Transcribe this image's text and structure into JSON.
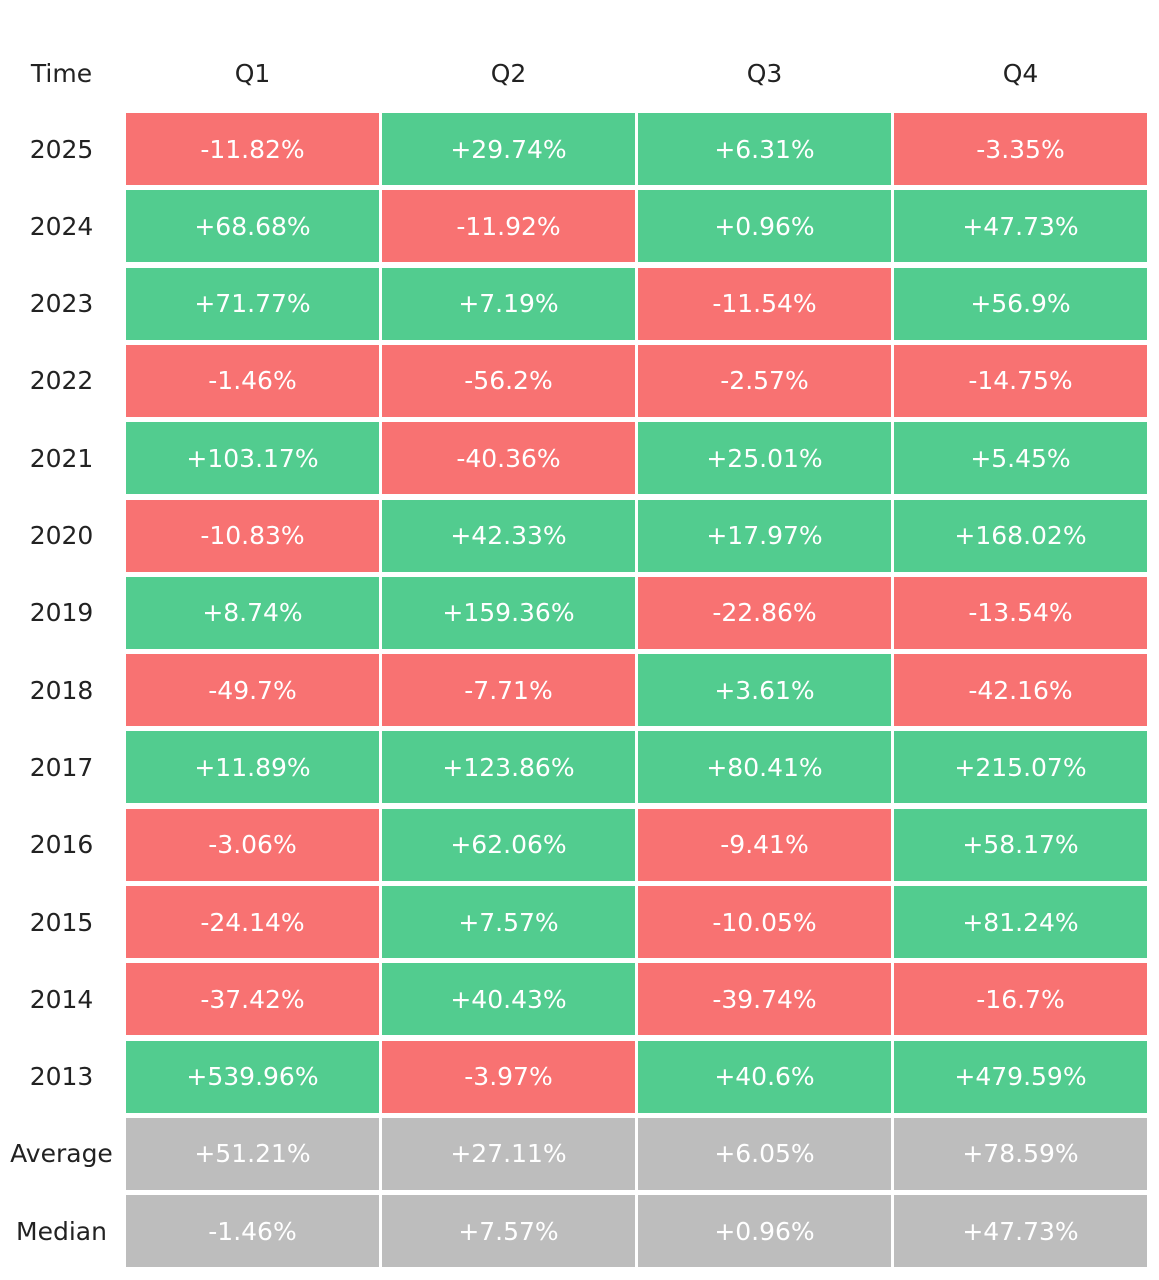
{
  "table": {
    "header": [
      "Time",
      "Q1",
      "Q2",
      "Q3",
      "Q4"
    ],
    "rows": [
      [
        "2025",
        "-11.82%",
        "+29.74%",
        "+6.31%",
        "-3.35%"
      ],
      [
        "2024",
        "+68.68%",
        "-11.92%",
        "+0.96%",
        "+47.73%"
      ],
      [
        "2023",
        "+71.77%",
        "+7.19%",
        "-11.54%",
        "+56.9%"
      ],
      [
        "2022",
        "-1.46%",
        "-56.2%",
        "-2.57%",
        "-14.75%"
      ],
      [
        "2021",
        "+103.17%",
        "-40.36%",
        "+25.01%",
        "+5.45%"
      ],
      [
        "2020",
        "-10.83%",
        "+42.33%",
        "+17.97%",
        "+168.02%"
      ],
      [
        "2019",
        "+8.74%",
        "+159.36%",
        "-22.86%",
        "-13.54%"
      ],
      [
        "2018",
        "-49.7%",
        "-7.71%",
        "+3.61%",
        "-42.16%"
      ],
      [
        "2017",
        "+11.89%",
        "+123.86%",
        "+80.41%",
        "+215.07%"
      ],
      [
        "2016",
        "-3.06%",
        "+62.06%",
        "-9.41%",
        "+58.17%"
      ],
      [
        "2015",
        "-24.14%",
        "+7.57%",
        "-10.05%",
        "+81.24%"
      ],
      [
        "2014",
        "-37.42%",
        "+40.43%",
        "-39.74%",
        "-16.7%"
      ],
      [
        "2013",
        "+539.96%",
        "-3.97%",
        "+40.6%",
        "+479.59%"
      ]
    ],
    "summary_rows": [
      [
        "Average",
        "+51.21%",
        "+27.11%",
        "+6.05%",
        "+78.59%"
      ],
      [
        "Median",
        "-1.46%",
        "+7.57%",
        "+0.96%",
        "+47.73%"
      ]
    ],
    "colors": {
      "positive": "#52cc8f",
      "negative": "#f87272",
      "summary": "#bdbdbd"
    }
  }
}
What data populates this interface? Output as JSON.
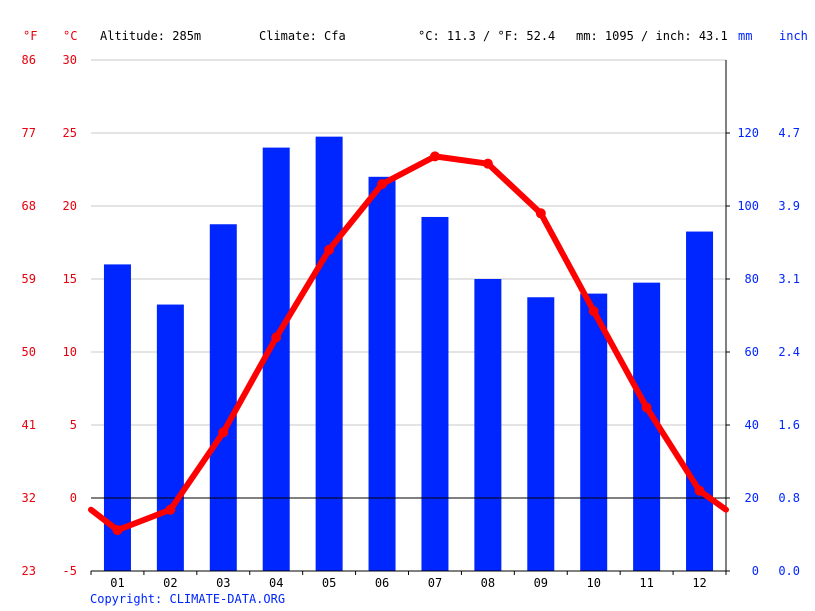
{
  "header": {
    "unit_f": "°F",
    "unit_c": "°C",
    "altitude": "Altitude: 285m",
    "climate": "Climate: Cfa",
    "avg_temp": "°C: 11.3 / °F: 52.4",
    "precip_total": "mm: 1095 / inch: 43.1",
    "unit_mm": "mm",
    "unit_inch": "inch"
  },
  "copyright": "Copyright: CLIMATE-DATA.ORG",
  "colors": {
    "bars": "#0026ff",
    "temperature_line": "#ff0000",
    "axis_red": "#e8000d",
    "axis_blue": "#0026ff",
    "grid": "#c8c8c8"
  },
  "chart_data": {
    "type": "bar",
    "categories": [
      "01",
      "02",
      "03",
      "04",
      "05",
      "06",
      "07",
      "08",
      "09",
      "10",
      "11",
      "12"
    ],
    "series": [
      {
        "type": "bar",
        "axis": "right",
        "values": [
          84,
          73,
          95,
          116,
          119,
          108,
          97,
          80,
          75,
          76,
          79,
          93
        ]
      },
      {
        "type": "line",
        "axis": "left",
        "values": [
          -2.2,
          -0.8,
          4.5,
          11.0,
          17.0,
          21.5,
          23.4,
          22.9,
          19.5,
          12.8,
          6.2,
          0.5
        ]
      }
    ],
    "y_left_celsius": {
      "ylim": [
        -5,
        30
      ],
      "ticks": [
        "-5",
        "0",
        "5",
        "10",
        "15",
        "20",
        "25",
        "30"
      ]
    },
    "y_left_fahrenheit": {
      "ticks": [
        "23",
        "32",
        "41",
        "50",
        "59",
        "68",
        "77",
        "86"
      ]
    },
    "y_right_mm": {
      "ylim": [
        0,
        140
      ],
      "ticks": [
        "0",
        "20",
        "40",
        "60",
        "80",
        "100",
        "120"
      ]
    },
    "y_right_inch": {
      "ticks": [
        "0.0",
        "0.8",
        "1.6",
        "2.4",
        "3.1",
        "3.9",
        "4.7"
      ]
    },
    "line_edge_values": {
      "start": -0.8,
      "end": -0.8
    },
    "grid": true
  }
}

- Short exercise -
Quote the full listing above word for word; exclude every picture from the copy.

- Solution to the exercise -
Transcribe this image's text and structure into JSON.
{
  "table": {
    "header": [
      "Time",
      "Q1",
      "Q2",
      "Q3",
      "Q4"
    ],
    "rows": [
      [
        "2025",
        "-11.82%",
        "+29.74%",
        "+6.31%",
        "-3.35%"
      ],
      [
        "2024",
        "+68.68%",
        "-11.92%",
        "+0.96%",
        "+47.73%"
      ],
      [
        "2023",
        "+71.77%",
        "+7.19%",
        "-11.54%",
        "+56.9%"
      ],
      [
        "2022",
        "-1.46%",
        "-56.2%",
        "-2.57%",
        "-14.75%"
      ],
      [
        "2021",
        "+103.17%",
        "-40.36%",
        "+25.01%",
        "+5.45%"
      ],
      [
        "2020",
        "-10.83%",
        "+42.33%",
        "+17.97%",
        "+168.02%"
      ],
      [
        "2019",
        "+8.74%",
        "+159.36%",
        "-22.86%",
        "-13.54%"
      ],
      [
        "2018",
        "-49.7%",
        "-7.71%",
        "+3.61%",
        "-42.16%"
      ],
      [
        "2017",
        "+11.89%",
        "+123.86%",
        "+80.41%",
        "+215.07%"
      ],
      [
        "2016",
        "-3.06%",
        "+62.06%",
        "-9.41%",
        "+58.17%"
      ],
      [
        "2015",
        "-24.14%",
        "+7.57%",
        "-10.05%",
        "+81.24%"
      ],
      [
        "2014",
        "-37.42%",
        "+40.43%",
        "-39.74%",
        "-16.7%"
      ],
      [
        "2013",
        "+539.96%",
        "-3.97%",
        "+40.6%",
        "+479.59%"
      ]
    ],
    "summary_rows": [
      [
        "Average",
        "+51.21%",
        "+27.11%",
        "+6.05%",
        "+78.59%"
      ],
      [
        "Median",
        "-1.46%",
        "+7.57%",
        "+0.96%",
        "+47.73%"
      ]
    ],
    "colors": {
      "positive": "#52cc8f",
      "negative": "#f87272",
      "summary": "#bdbdbd"
    }
  }
}
What data populates this interface? Output as JSON.
{
  "header": {
    "unit_f": "°F",
    "unit_c": "°C",
    "altitude": "Altitude: 285m",
    "climate": "Climate: Cfa",
    "avg_temp": "°C: 11.3 / °F: 52.4",
    "precip_total": "mm: 1095 / inch: 43.1",
    "unit_mm": "mm",
    "unit_inch": "inch"
  },
  "copyright": "Copyright: CLIMATE-DATA.ORG",
  "colors": {
    "bars": "#0026ff",
    "temperature_line": "#ff0000",
    "axis_red": "#e8000d",
    "axis_blue": "#0026ff",
    "grid": "#c8c8c8"
  },
  "chart_data": {
    "type": "bar",
    "categories": [
      "01",
      "02",
      "03",
      "04",
      "05",
      "06",
      "07",
      "08",
      "09",
      "10",
      "11",
      "12"
    ],
    "series": [
      {
        "type": "bar",
        "axis": "right",
        "values": [
          84,
          73,
          95,
          116,
          119,
          108,
          97,
          80,
          75,
          76,
          79,
          93
        ]
      },
      {
        "type": "line",
        "axis": "left",
        "values": [
          -2.2,
          -0.8,
          4.5,
          11.0,
          17.0,
          21.5,
          23.4,
          22.9,
          19.5,
          12.8,
          6.2,
          0.5
        ]
      }
    ],
    "y_left_celsius": {
      "ylim": [
        -5,
        30
      ],
      "ticks": [
        "-5",
        "0",
        "5",
        "10",
        "15",
        "20",
        "25",
        "30"
      ]
    },
    "y_left_fahrenheit": {
      "ticks": [
        "23",
        "32",
        "41",
        "50",
        "59",
        "68",
        "77",
        "86"
      ]
    },
    "y_right_mm": {
      "ylim": [
        0,
        140
      ],
      "ticks": [
        "0",
        "20",
        "40",
        "60",
        "80",
        "100",
        "120"
      ]
    },
    "y_right_inch": {
      "ticks": [
        "0.0",
        "0.8",
        "1.6",
        "2.4",
        "3.1",
        "3.9",
        "4.7"
      ]
    },
    "line_edge_values": {
      "start": -0.8,
      "end": -0.8
    },
    "grid": true
  }
}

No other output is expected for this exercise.